**Material shown**.
____
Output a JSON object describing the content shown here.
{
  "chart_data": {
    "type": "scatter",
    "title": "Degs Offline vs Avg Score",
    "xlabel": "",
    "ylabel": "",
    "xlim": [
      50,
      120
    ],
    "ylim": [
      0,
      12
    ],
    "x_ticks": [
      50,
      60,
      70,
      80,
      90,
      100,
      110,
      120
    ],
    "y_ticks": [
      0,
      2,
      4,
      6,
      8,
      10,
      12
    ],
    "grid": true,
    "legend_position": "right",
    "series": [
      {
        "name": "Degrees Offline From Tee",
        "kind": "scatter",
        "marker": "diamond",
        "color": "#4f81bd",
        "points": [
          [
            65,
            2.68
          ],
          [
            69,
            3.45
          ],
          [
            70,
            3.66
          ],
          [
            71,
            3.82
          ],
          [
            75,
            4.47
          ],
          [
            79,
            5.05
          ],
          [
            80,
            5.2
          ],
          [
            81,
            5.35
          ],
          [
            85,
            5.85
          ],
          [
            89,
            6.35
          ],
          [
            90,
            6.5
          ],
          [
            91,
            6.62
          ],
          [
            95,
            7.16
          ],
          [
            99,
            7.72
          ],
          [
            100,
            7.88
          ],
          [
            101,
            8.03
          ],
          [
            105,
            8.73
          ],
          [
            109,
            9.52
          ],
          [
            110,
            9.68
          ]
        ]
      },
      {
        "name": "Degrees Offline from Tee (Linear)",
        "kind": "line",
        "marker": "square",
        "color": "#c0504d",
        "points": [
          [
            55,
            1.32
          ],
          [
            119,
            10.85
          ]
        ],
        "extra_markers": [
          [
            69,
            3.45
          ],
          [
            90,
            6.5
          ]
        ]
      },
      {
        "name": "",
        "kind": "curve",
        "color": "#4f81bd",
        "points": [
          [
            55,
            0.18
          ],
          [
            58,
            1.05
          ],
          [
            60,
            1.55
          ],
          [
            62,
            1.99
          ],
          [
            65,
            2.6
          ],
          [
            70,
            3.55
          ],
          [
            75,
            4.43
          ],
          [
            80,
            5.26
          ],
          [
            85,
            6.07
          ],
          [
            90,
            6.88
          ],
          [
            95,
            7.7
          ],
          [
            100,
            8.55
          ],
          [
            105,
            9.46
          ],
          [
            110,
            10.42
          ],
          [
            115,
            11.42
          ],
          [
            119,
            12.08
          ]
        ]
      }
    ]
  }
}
____
**Goal**. Each line of the listing above should be output exactly.

**Response below**.
Output a JSON object describing the content shown here.
{
  "chart_data": {
    "type": "scatter",
    "title": "Degs Offline vs Avg Score",
    "xlabel": "",
    "ylabel": "",
    "xlim": [
      50,
      120
    ],
    "ylim": [
      0,
      12
    ],
    "x_ticks": [
      50,
      60,
      70,
      80,
      90,
      100,
      110,
      120
    ],
    "y_ticks": [
      0,
      2,
      4,
      6,
      8,
      10,
      12
    ],
    "grid": true,
    "legend_position": "right",
    "series": [
      {
        "name": "Degrees Offline From Tee",
        "kind": "scatter",
        "marker": "diamond",
        "color": "#4f81bd",
        "points": [
          [
            65,
            2.68
          ],
          [
            69,
            3.45
          ],
          [
            70,
            3.66
          ],
          [
            71,
            3.82
          ],
          [
            75,
            4.47
          ],
          [
            79,
            5.05
          ],
          [
            80,
            5.2
          ],
          [
            81,
            5.35
          ],
          [
            85,
            5.85
          ],
          [
            89,
            6.35
          ],
          [
            90,
            6.5
          ],
          [
            91,
            6.62
          ],
          [
            95,
            7.16
          ],
          [
            99,
            7.72
          ],
          [
            100,
            7.88
          ],
          [
            101,
            8.03
          ],
          [
            105,
            8.73
          ],
          [
            109,
            9.52
          ],
          [
            110,
            9.68
          ]
        ]
      },
      {
        "name": "Degrees Offline from Tee (Linear)",
        "kind": "line",
        "marker": "square",
        "color": "#c0504d",
        "points": [
          [
            55,
            1.32
          ],
          [
            119,
            10.85
          ]
        ],
        "extra_markers": [
          [
            69,
            3.45
          ],
          [
            90,
            6.5
          ]
        ]
      },
      {
        "name": "",
        "kind": "curve",
        "color": "#4f81bd",
        "points": [
          [
            55,
            0.18
          ],
          [
            58,
            1.05
          ],
          [
            60,
            1.55
          ],
          [
            62,
            1.99
          ],
          [
            65,
            2.6
          ],
          [
            70,
            3.55
          ],
          [
            75,
            4.43
          ],
          [
            80,
            5.26
          ],
          [
            85,
            6.07
          ],
          [
            90,
            6.88
          ],
          [
            95,
            7.7
          ],
          [
            100,
            8.55
          ],
          [
            105,
            9.46
          ],
          [
            110,
            10.42
          ],
          [
            115,
            11.42
          ],
          [
            119,
            12.08
          ]
        ]
      }
    ]
  }
}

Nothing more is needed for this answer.